Take every line where the string "http" appears and copy it.

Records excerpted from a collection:
+ + +
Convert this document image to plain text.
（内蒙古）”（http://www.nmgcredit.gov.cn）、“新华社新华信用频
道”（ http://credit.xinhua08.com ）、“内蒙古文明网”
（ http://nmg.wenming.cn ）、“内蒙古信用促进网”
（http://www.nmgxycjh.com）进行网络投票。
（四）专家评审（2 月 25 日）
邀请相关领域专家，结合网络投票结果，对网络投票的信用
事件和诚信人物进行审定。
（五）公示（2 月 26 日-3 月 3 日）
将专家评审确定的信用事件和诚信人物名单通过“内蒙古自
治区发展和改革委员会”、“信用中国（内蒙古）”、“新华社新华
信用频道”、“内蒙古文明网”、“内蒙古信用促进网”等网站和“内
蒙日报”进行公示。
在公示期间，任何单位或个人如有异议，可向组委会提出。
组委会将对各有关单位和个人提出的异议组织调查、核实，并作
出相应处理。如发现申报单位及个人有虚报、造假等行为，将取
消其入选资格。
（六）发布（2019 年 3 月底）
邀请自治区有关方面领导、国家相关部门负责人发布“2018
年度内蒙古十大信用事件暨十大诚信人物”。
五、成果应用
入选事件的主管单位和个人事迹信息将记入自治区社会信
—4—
+ + +
Full output:
（内蒙古）”（http://www.nmgcredit.gov.cn）、“新华社新华信用频
道”（ http://credit.xinhua08.com ）、“内蒙古文明网”
（ http://nmg.wenming.cn ）、“内蒙古信用促进网”
（http://www.nmgxycjh.com）进行网络投票。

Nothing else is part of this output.